SHORT EXERCISE — Report each line of the data that has "cảnh" somewhere in it.

THE INPUT —
===
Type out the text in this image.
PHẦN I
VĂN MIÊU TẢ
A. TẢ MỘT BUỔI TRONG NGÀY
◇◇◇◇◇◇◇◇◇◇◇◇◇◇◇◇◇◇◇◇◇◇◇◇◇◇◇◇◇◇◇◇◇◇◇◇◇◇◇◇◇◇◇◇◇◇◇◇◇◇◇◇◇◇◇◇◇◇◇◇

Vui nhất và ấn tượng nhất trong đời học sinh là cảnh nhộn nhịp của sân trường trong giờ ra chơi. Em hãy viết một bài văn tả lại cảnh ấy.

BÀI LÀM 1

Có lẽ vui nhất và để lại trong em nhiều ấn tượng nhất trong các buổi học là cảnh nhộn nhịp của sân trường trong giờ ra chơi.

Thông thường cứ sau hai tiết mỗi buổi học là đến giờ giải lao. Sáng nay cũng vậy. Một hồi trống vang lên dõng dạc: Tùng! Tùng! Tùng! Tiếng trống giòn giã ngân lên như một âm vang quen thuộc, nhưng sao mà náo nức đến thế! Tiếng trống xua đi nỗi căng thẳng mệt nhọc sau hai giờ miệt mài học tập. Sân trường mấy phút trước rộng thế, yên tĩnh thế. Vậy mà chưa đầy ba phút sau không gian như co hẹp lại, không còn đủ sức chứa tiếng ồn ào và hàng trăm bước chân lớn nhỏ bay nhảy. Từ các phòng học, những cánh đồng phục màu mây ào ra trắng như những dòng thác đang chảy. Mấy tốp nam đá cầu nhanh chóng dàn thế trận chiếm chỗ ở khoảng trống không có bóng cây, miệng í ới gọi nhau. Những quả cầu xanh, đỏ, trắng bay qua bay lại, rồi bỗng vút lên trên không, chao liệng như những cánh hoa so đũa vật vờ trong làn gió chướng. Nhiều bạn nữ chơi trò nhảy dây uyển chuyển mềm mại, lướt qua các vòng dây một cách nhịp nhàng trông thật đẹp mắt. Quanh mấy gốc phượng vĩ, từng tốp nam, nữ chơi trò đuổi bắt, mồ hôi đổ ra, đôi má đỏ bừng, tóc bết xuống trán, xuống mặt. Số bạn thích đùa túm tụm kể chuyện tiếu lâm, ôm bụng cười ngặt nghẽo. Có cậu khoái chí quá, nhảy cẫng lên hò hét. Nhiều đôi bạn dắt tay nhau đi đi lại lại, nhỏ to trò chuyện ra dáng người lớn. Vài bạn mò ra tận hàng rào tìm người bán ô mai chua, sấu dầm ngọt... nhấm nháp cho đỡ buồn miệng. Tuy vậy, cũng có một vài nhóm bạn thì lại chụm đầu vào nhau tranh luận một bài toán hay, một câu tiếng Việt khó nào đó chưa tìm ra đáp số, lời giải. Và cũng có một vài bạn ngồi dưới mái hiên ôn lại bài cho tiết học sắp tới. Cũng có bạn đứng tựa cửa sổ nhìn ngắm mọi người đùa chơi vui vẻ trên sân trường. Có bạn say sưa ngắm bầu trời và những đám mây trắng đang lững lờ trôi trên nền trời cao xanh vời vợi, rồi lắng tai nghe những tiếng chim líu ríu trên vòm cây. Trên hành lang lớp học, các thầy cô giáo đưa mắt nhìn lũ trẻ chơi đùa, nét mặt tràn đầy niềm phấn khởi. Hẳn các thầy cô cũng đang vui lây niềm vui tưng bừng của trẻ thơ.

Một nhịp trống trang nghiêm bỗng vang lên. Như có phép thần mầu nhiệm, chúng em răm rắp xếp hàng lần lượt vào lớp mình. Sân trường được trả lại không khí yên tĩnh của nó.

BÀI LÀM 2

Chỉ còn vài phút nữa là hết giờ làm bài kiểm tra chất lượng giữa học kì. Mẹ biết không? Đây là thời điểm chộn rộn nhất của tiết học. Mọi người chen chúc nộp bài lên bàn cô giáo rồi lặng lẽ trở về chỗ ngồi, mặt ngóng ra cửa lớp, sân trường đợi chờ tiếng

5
===
RESPONSE FOR THIS EXERCISE —
Vui nhất và ấn tượng nhất trong đời học sinh là cảnh nhộn nhịp của sân trường trong giờ ra chơi. Em hãy viết một bài văn tả lại cảnh ấy.
Có lẽ vui nhất và để lại trong em nhiều ấn tượng nhất trong các buổi học là cảnh nhộn nhịp của sân trường trong giờ ra chơi.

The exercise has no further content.